PROBLEM DETAILS - Scan the material and copy every line in which "pools" appears.

GIVEN RECORDS -
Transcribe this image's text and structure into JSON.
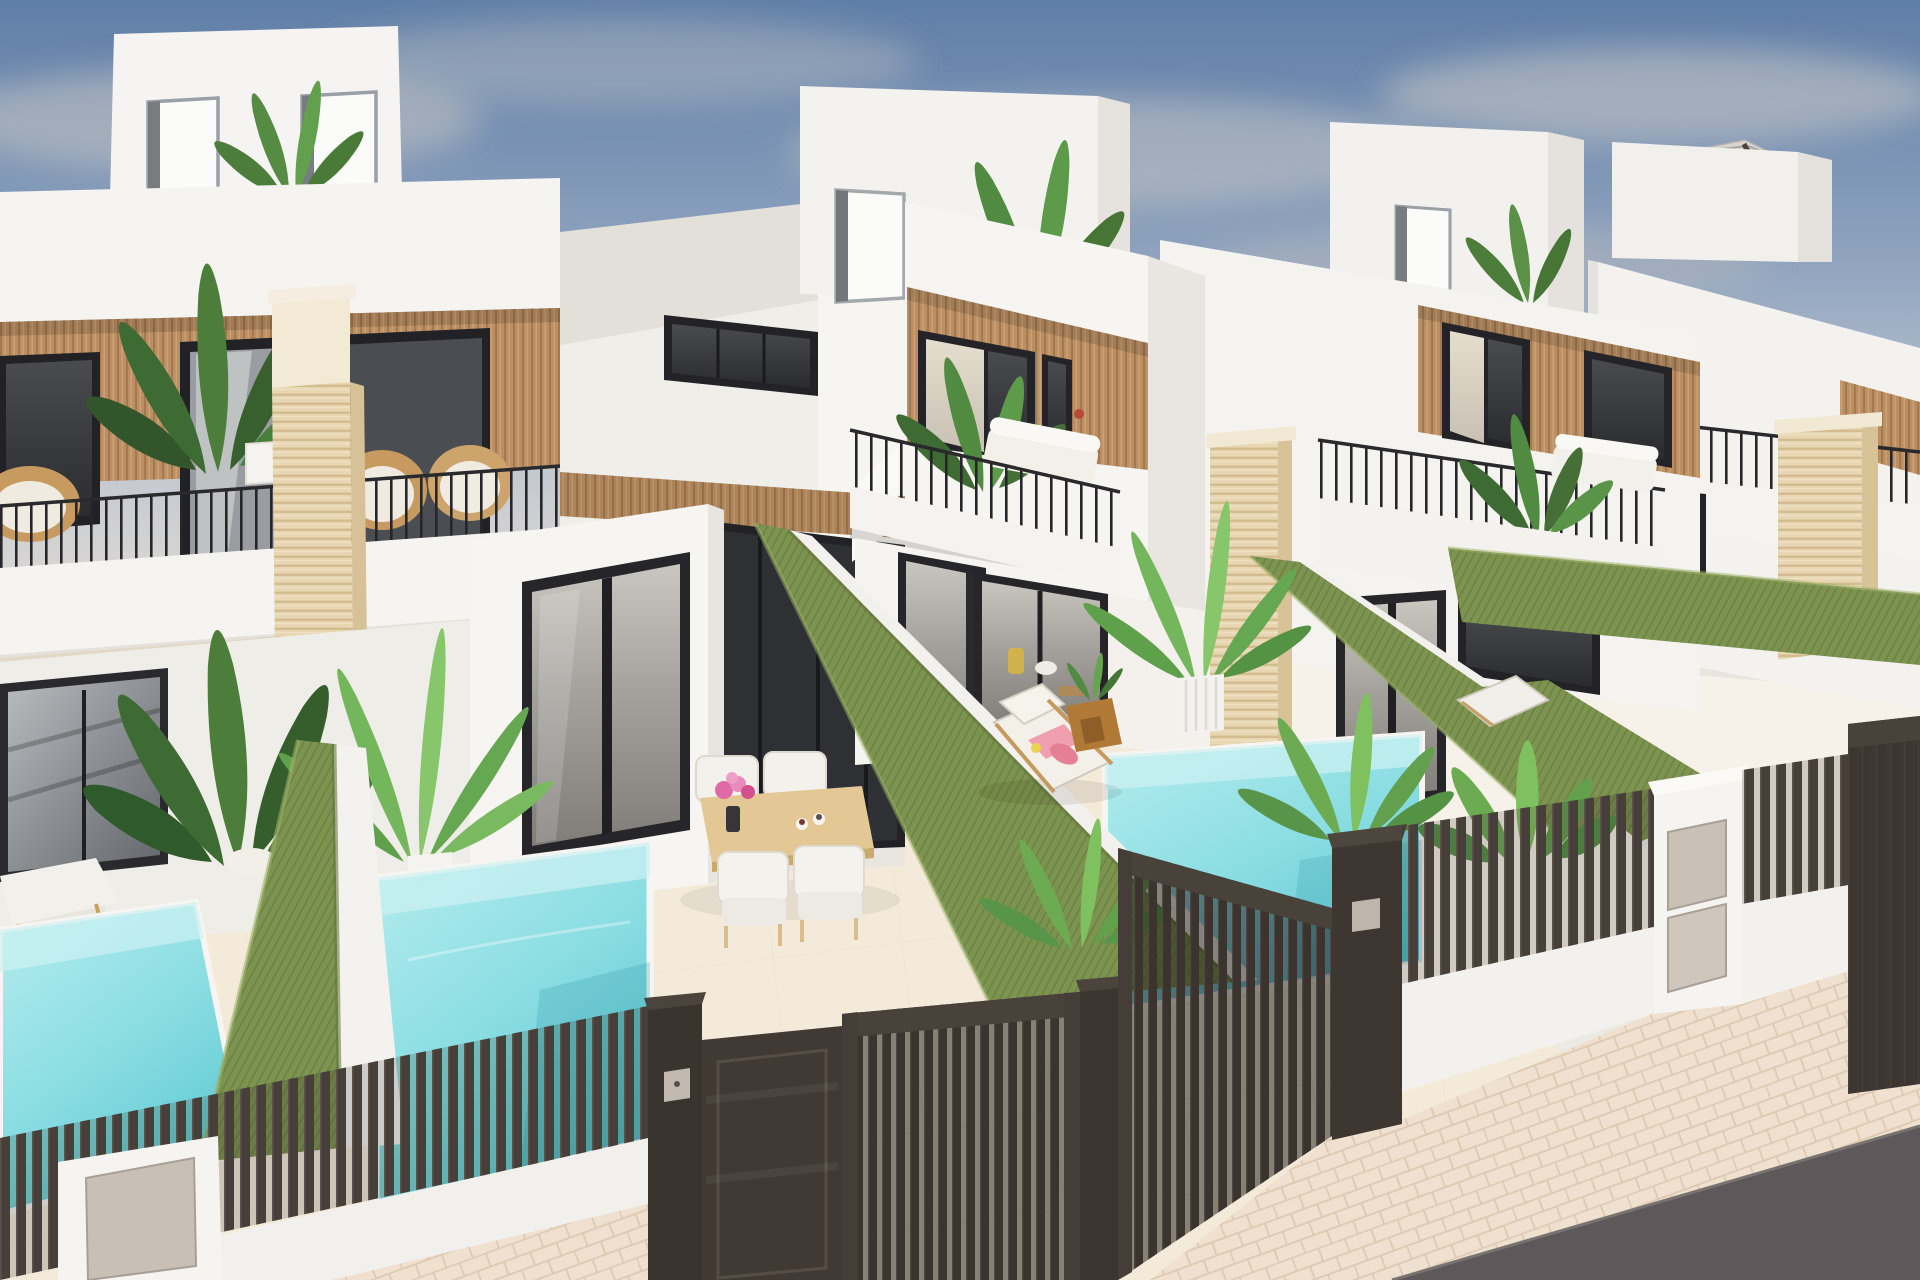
{
  "meta": {
    "scene_type": "exterior-architectural-render",
    "subject": "row of modern white townhouses with private plunge pools, roof terraces and street fence",
    "camera": "elevated three-quarter aerial view",
    "time_of_day": "clear daylight",
    "visible_text": ""
  },
  "palette": {
    "sky_top": "#5f7ea8",
    "sky_mid": "#93a7c2",
    "sky_horizon": "#ece9e3",
    "cloud": "#d8d1c8",
    "wall_white": "#f6f4f1",
    "wall_shadow": "#e7e4df",
    "wall_deep_shadow": "#d9d5d0",
    "wood_slat": "#bb8f63",
    "wood_slat_line": "#a3794d",
    "window_frame": "#232327",
    "glass_dark": "#36383c",
    "glass_reflective": "#9da1a5",
    "curtain": "#ded6c8",
    "railing_metal": "#26262a",
    "travertine": "#e8d7b2",
    "travertine_line": "#d2bc90",
    "grass_wall": "#7d9350",
    "grass_wall_shade": "#5f7338",
    "pool_light": "#b7edef",
    "pool_deep": "#5fc9d3",
    "patio_floor": "#f3ead9",
    "patio_floor_light": "#f7f2e9",
    "fence_dark": "#473f39",
    "gate_dark": "#413a34",
    "pavement": "#efe0cf",
    "pavement_joint": "#ddc9b1",
    "road_asphalt": "#5e585a",
    "rattan": "#c79a5f",
    "cushion_white": "#f2f0ea",
    "towel_pink": "#ef9fb0",
    "towel_pink_deep": "#e57f96",
    "table_wood": "#e3c795",
    "side_table_wood": "#b07a36",
    "plant_dark": "#3e6b33",
    "plant_mid": "#518a41",
    "plant_light": "#6fae54",
    "flower_pink": "#e06aa8",
    "metal_panel": "#c8bfb5",
    "parasol_canopy": "#d8d5d1"
  },
  "scene": {
    "sky": {
      "clouds": 6
    },
    "villas": [
      {
        "id": "villa-1",
        "features": [
          "roof-bulkhead-two-doors",
          "wood-slat-band",
          "two-dark-windows",
          "balcony-two-rattan-chairs",
          "travertine-pillar",
          "ground-glass-door",
          "plunge-pool",
          "dining-set"
        ]
      },
      {
        "id": "villa-2",
        "features": [
          "roof-bulkhead-door",
          "banana-plant",
          "wood-slat-band",
          "curtain-window",
          "balcony-sofa",
          "corner-glass-lounge",
          "sun-lounger",
          "potted-palm",
          "plunge-pool"
        ]
      },
      {
        "id": "villa-3",
        "features": [
          "roof-bulkhead-door",
          "wood-slat-band",
          "balcony-sofa",
          "travertine-pillar",
          "ground-glass-door"
        ]
      },
      {
        "id": "villa-4",
        "features": [
          "roof-parasol",
          "balcony-railing",
          "travertine-pillar",
          "sun-lounger"
        ]
      }
    ],
    "pools": [
      {
        "id": "pool-neighbor",
        "water": "turquoise"
      },
      {
        "id": "pool-villa-1",
        "water": "turquoise"
      },
      {
        "id": "pool-villa-2",
        "water": "turquoise"
      }
    ],
    "dividers": [
      {
        "id": "grass-wall-0"
      },
      {
        "id": "grass-wall-1"
      },
      {
        "id": "grass-wall-2"
      },
      {
        "id": "grass-wall-3"
      },
      {
        "id": "grass-wall-4"
      }
    ],
    "street": {
      "fences": [
        "fence-left",
        "fence-mid-right",
        "fence-right"
      ],
      "gates": [
        "pedestrian-gate",
        "driveway-gate-1",
        "driveway-gate-2",
        "gate-villa-4"
      ],
      "pillars": [
        "mail-pillar-left",
        "keypad-pillar",
        "gate-pillar-1",
        "gate-pillar-2",
        "mail-pillar-right"
      ],
      "sidewalk": "herringbone-pavers",
      "road": "asphalt"
    }
  }
}
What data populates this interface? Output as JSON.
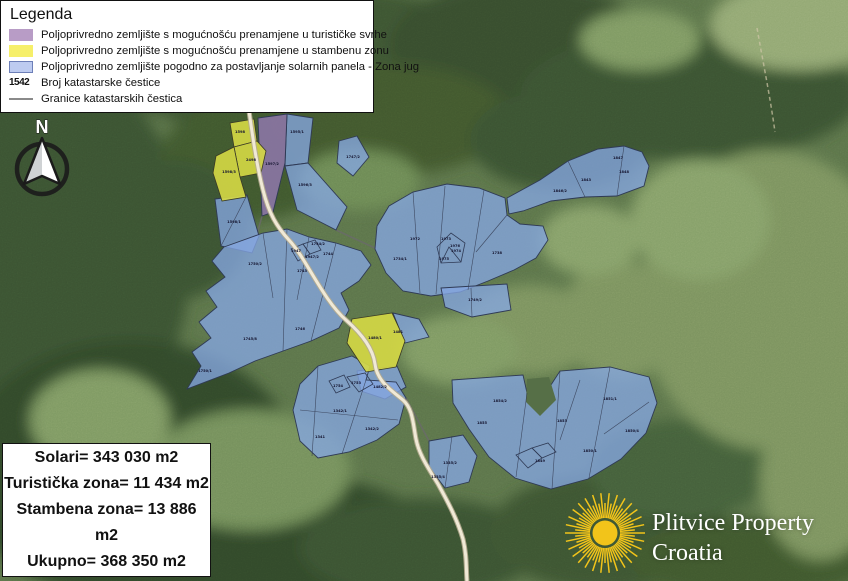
{
  "legend": {
    "title": "Legenda",
    "items": [
      {
        "key": "tourist",
        "color": "#b89cc6",
        "label": "Poljoprivredno zemljište s mogućnošću prenamjene u turističke svrhe"
      },
      {
        "key": "residential",
        "color": "#f6ef6a",
        "label": "Poljoprivredno zemljište s mogućnošću prenamjene u stambenu zonu"
      },
      {
        "key": "solar",
        "color": "#bdcbf0",
        "label": "Poljoprivredno zemljište pogodno za postavljanje solarnih panela - Zona jug"
      },
      {
        "key": "parcel-number",
        "text": "1542",
        "label": "Broj katastarske čestice"
      },
      {
        "key": "boundaries",
        "color": "#8a8a8a",
        "label": "Granice katastarskih čestica"
      }
    ]
  },
  "north_arrow": {
    "label": "N"
  },
  "stats": {
    "lines": [
      "Solari= 343 030 m2",
      "Turistička zona= 11 434 m2",
      "Stambena zona= 13 886 m2",
      "Ukupno= 368 350 m2"
    ]
  },
  "logo": {
    "line1": "Plitvice Property",
    "line2": "Croatia",
    "sun_color": "#f2c41a"
  },
  "map": {
    "colors": {
      "solar_fill": "#85a7e2",
      "tourist_fill": "#9579b5",
      "residential_fill": "#d6d945",
      "road": "#f0e9d6",
      "forest_base": "#5c744a"
    },
    "parcel_labels": [
      {
        "x": 240,
        "y": 133,
        "t": "1598"
      },
      {
        "x": 251,
        "y": 161,
        "t": "2498"
      },
      {
        "x": 229,
        "y": 173,
        "t": "1598/3"
      },
      {
        "x": 234,
        "y": 223,
        "t": "1598/1"
      },
      {
        "x": 297,
        "y": 133,
        "t": "1595/1"
      },
      {
        "x": 305,
        "y": 186,
        "t": "1596/3"
      },
      {
        "x": 353,
        "y": 158,
        "t": "1747/2"
      },
      {
        "x": 272,
        "y": 165,
        "t": "1597/2"
      },
      {
        "x": 586,
        "y": 181,
        "t": "1843"
      },
      {
        "x": 624,
        "y": 173,
        "t": "1848"
      },
      {
        "x": 560,
        "y": 192,
        "t": "1846/2"
      },
      {
        "x": 618,
        "y": 159,
        "t": "1847"
      },
      {
        "x": 497,
        "y": 254,
        "t": "1738"
      },
      {
        "x": 446,
        "y": 240,
        "t": "1973"
      },
      {
        "x": 456,
        "y": 252,
        "t": "1974"
      },
      {
        "x": 444,
        "y": 260,
        "t": "1975"
      },
      {
        "x": 415,
        "y": 240,
        "t": "1972"
      },
      {
        "x": 400,
        "y": 260,
        "t": "1734/1"
      },
      {
        "x": 475,
        "y": 301,
        "t": "1749/2"
      },
      {
        "x": 255,
        "y": 265,
        "t": "1750/2"
      },
      {
        "x": 302,
        "y": 272,
        "t": "1743"
      },
      {
        "x": 328,
        "y": 255,
        "t": "1744"
      },
      {
        "x": 250,
        "y": 340,
        "t": "1745/8"
      },
      {
        "x": 300,
        "y": 330,
        "t": "1746"
      },
      {
        "x": 205,
        "y": 372,
        "t": "1750/1"
      },
      {
        "x": 318,
        "y": 245,
        "t": "1744/2"
      },
      {
        "x": 375,
        "y": 339,
        "t": "1480/1"
      },
      {
        "x": 398,
        "y": 333,
        "t": "1481"
      },
      {
        "x": 380,
        "y": 388,
        "t": "1482/2"
      },
      {
        "x": 340,
        "y": 412,
        "t": "1342/1"
      },
      {
        "x": 320,
        "y": 438,
        "t": "1341"
      },
      {
        "x": 372,
        "y": 430,
        "t": "1342/2"
      },
      {
        "x": 450,
        "y": 464,
        "t": "1335/2"
      },
      {
        "x": 438,
        "y": 478,
        "t": "1335/4"
      },
      {
        "x": 500,
        "y": 402,
        "t": "1854/2"
      },
      {
        "x": 562,
        "y": 422,
        "t": "1853"
      },
      {
        "x": 610,
        "y": 400,
        "t": "1851/1"
      },
      {
        "x": 632,
        "y": 432,
        "t": "1850/4"
      },
      {
        "x": 540,
        "y": 462,
        "t": "1849"
      },
      {
        "x": 482,
        "y": 424,
        "t": "1855"
      },
      {
        "x": 590,
        "y": 452,
        "t": "1850/1"
      },
      {
        "x": 296,
        "y": 252,
        "t": "1947"
      },
      {
        "x": 312,
        "y": 258,
        "t": "1947/2"
      },
      {
        "x": 356,
        "y": 384,
        "t": "1753"
      },
      {
        "x": 338,
        "y": 387,
        "t": "1754"
      },
      {
        "x": 455,
        "y": 247,
        "t": "1976"
      }
    ]
  }
}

PROBLEM SOLUTION -
    "subject": "row of modern white townhouses with private plunge pools, roof terraces and street fence",
    "pools": [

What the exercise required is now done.